Task instructions. Copy each record exactly as it reads, leaving out any pictures it holds.

-- BEGIN Data section --

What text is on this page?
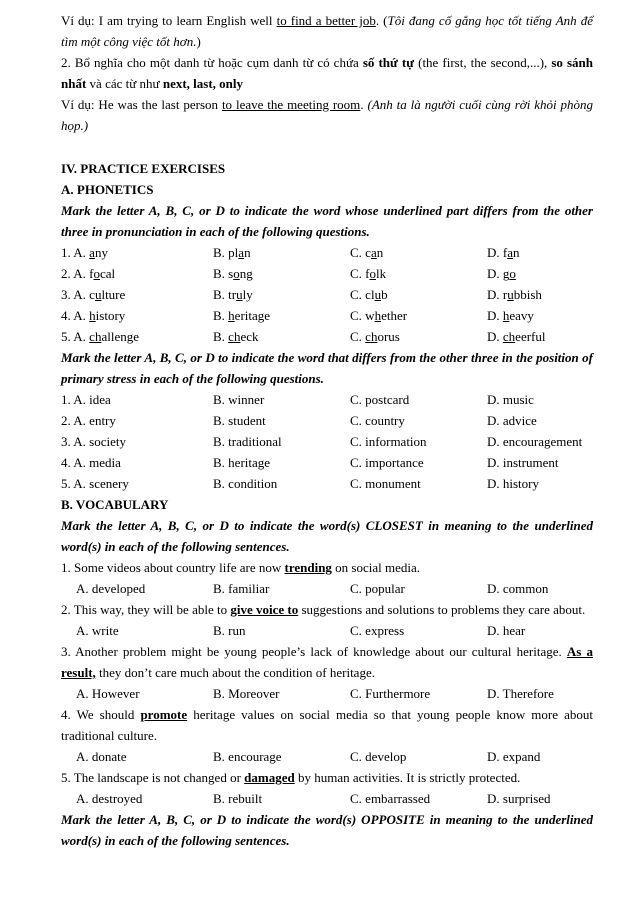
Ví dụ: I am trying to learn English well to find a better job. (Tôi đang cố gắng học tốt tiếng Anh để tìm một công việc tốt hơn.)

2. Bổ nghĩa cho một danh từ hoặc cụm danh từ có chứa số thứ tự (the first, the second,...), so sánh nhất và các từ như next, last, only

Ví dụ: He was the last person to leave the meeting room. (Anh ta là người cuối cùng rời khỏi phòng họp.)

IV. PRACTICE EXERCISES

A. PHONETICS

Mark the letter A, B, C, or D to indicate the word whose underlined part differs from the other three in pronunciation in each of the following questions.

1. A. any	B. plan	C. can	D. fan
2. A. focal	B. song	C. folk	D. go
3. A. culture	B. truly	C. club	D. rubbish
4. A. history	B. heritage	C. whether	D. heavy
5. A. challenge	B. check	C. chorus	D. cheerful

Mark the letter A, B, C, or D to indicate the word that differs from the other three in the position of primary stress in each of the following questions.

1. A. idea	B. winner	C. postcard	D. music
2. A. entry	B. student	C. country	D. advice
3. A. society	B. traditional	C. information	D. encouragement
4. A. media	B. heritage	C. importance	D. instrument
5. A. scenery	B. condition	C. monument	D. history

B. VOCABULARY

Mark the letter A, B, C, or D to indicate the word(s) CLOSEST in meaning to the underlined word(s) in each of the following sentences.

1. Some videos about country life are now trending on social media.

A. developed	B. familiar	C. popular	D. common

2. This way, they will be able to give voice to suggestions and solutions to problems they care about.

A. write	B. run	C. express	D. hear

3. Another problem might be young people’s lack of knowledge about our cultural heritage. As a result, they don’t care much about the condition of heritage.

A. However	B. Moreover	C. Furthermore	D. Therefore

4. We should promote heritage values on social media so that young people know more about traditional culture.

A. donate	B. encourage	C. develop	D. expand

5. The landscape is not changed or damaged by human activities. It is strictly protected.

A. destroyed	B. rebuilt	C. embarrassed	D. surprised

Mark the letter A, B, C, or D to indicate the word(s) OPPOSITE in meaning to the underlined word(s) in each of the following sentences.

-- END Data section --

Written solution.
What text is on this page?
Ví dụ: I am trying to learn English well to find a better job. (Tôi đang cố gắng học tốt tiếng Anh để tìm một công việc tốt hơn.)

2. Bổ nghĩa cho một danh từ hoặc cụm danh từ có chứa số thứ tự (the first, the second,...), so sánh nhất và các từ như next, last, only

Ví dụ: He was the last person to leave the meeting room. (Anh ta là người cuối cùng rời khỏi phòng họp.)

IV. PRACTICE EXERCISES

A. PHONETICS

Mark the letter A, B, C, or D to indicate the word whose underlined part differs from the other three in pronunciation in each of the following questions.

1. A. any	B. plan	C. can	D. fan
2. A. focal	B. song	C. folk	D. go
3. A. culture	B. truly	C. club	D. rubbish
4. A. history	B. heritage	C. whether	D. heavy
5. A. challenge	B. check	C. chorus	D. cheerful

Mark the letter A, B, C, or D to indicate the word that differs from the other three in the position of primary stress in each of the following questions.

1. A. idea	B. winner	C. postcard	D. music
2. A. entry	B. student	C. country	D. advice
3. A. society	B. traditional	C. information	D. encouragement
4. A. media	B. heritage	C. importance	D. instrument
5. A. scenery	B. condition	C. monument	D. history

B. VOCABULARY

Mark the letter A, B, C, or D to indicate the word(s) CLOSEST in meaning to the underlined word(s) in each of the following sentences.

1. Some videos about country life are now trending on social media.

A. developed	B. familiar	C. popular	D. common

2. This way, they will be able to give voice to suggestions and solutions to problems they care about.

A. write	B. run	C. express	D. hear

3. Another problem might be young people’s lack of knowledge about our cultural heritage. As a result, they don’t care much about the condition of heritage.

A. However	B. Moreover	C. Furthermore	D. Therefore

4. We should promote heritage values on social media so that young people know more about traditional culture.

A. donate	B. encourage	C. develop	D. expand

5. The landscape is not changed or damaged by human activities. It is strictly protected.

A. destroyed	B. rebuilt	C. embarrassed	D. surprised

Mark the letter A, B, C, or D to indicate the word(s) OPPOSITE in meaning to the underlined word(s) in each of the following sentences.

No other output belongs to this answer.